## START

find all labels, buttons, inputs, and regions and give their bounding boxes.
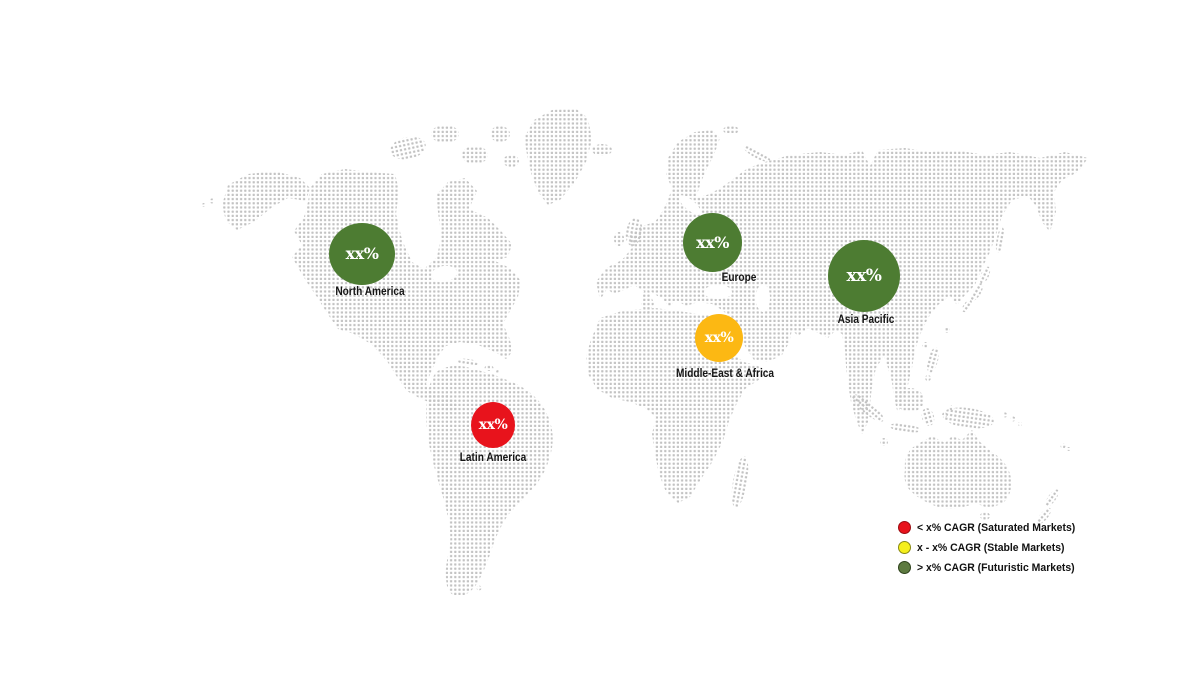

## END
## START

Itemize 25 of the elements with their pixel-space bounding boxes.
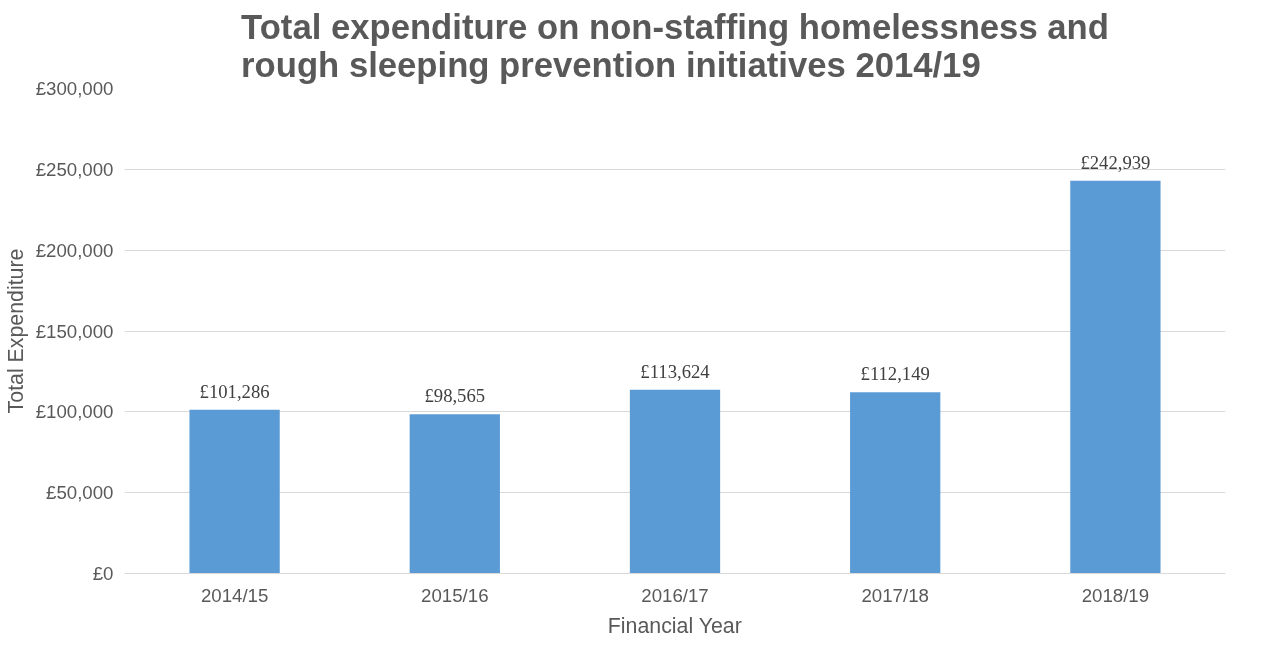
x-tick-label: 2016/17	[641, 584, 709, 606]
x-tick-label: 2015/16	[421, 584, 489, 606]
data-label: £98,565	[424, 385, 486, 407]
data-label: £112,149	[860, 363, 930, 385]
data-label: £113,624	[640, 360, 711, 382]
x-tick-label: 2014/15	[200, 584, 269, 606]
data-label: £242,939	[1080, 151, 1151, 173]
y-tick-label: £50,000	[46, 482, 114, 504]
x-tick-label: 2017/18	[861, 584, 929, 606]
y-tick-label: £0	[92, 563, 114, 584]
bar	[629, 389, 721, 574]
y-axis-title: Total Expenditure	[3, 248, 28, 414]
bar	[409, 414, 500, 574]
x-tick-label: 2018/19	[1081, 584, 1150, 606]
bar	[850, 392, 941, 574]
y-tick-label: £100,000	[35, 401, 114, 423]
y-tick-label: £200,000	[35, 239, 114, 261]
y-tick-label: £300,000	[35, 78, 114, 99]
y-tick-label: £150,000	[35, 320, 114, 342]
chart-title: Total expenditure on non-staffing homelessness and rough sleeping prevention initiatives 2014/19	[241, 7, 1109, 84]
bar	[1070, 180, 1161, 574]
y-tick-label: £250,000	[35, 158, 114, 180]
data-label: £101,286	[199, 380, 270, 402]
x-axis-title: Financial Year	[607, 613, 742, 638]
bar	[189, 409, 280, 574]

## END

## [Task brief]
Lay out the lines of the rows from the line with "Itemize 25 of" to the line with "320, 114, 342]" as a Markdown table with the columns No. and Line, giving each line its number and skipping blank lines. Leave the pictures out.

## [Exercise answer]
| No. | Line |
|---|---|
| 1 | Itemize 25 of the elements with their pixel-space bounding boxes. |
| 2 | x-tick-label: 2016/17	[641, 584, 709, 606] |
| 3 | x-tick-label: 2015/16	[421, 584, 489, 606] |
| 4 | data-label: £98,565	[424, 385, 486, 407] |
| 5 | data-label: £112,149	[860, 363, 930, 385] |
| 6 | data-label: £113,624	[640, 360, 711, 382] |
| 7 | x-tick-label: 2014/15	[200, 584, 269, 606] |
| 8 | data-label: £242,939	[1080, 151, 1151, 173] |
| 9 | y-tick-label: £50,000	[46, 482, 114, 504] |
| 10 | x-tick-label: 2017/18	[861, 584, 929, 606] |
| 11 | y-tick-label: £0	[92, 563, 114, 584] |
| 12 | bar	[629, 389, 721, 574] |
| 13 | y-axis-title: Total Expenditure	[3, 248, 28, 414] |
| 14 | bar	[409, 414, 500, 574] |
| 15 | x-tick-label: 2018/19	[1081, 584, 1150, 606] |
| 16 | bar	[850, 392, 941, 574] |
| 17 | y-tick-label: £100,000	[35, 401, 114, 423] |
| 18 | y-tick-label: £200,000	[35, 239, 114, 261] |
| 19 | y-tick-label: £300,000	[35, 78, 114, 99] |
| 20 | y-tick-label: £150,000	[35, 320, 114, 342] |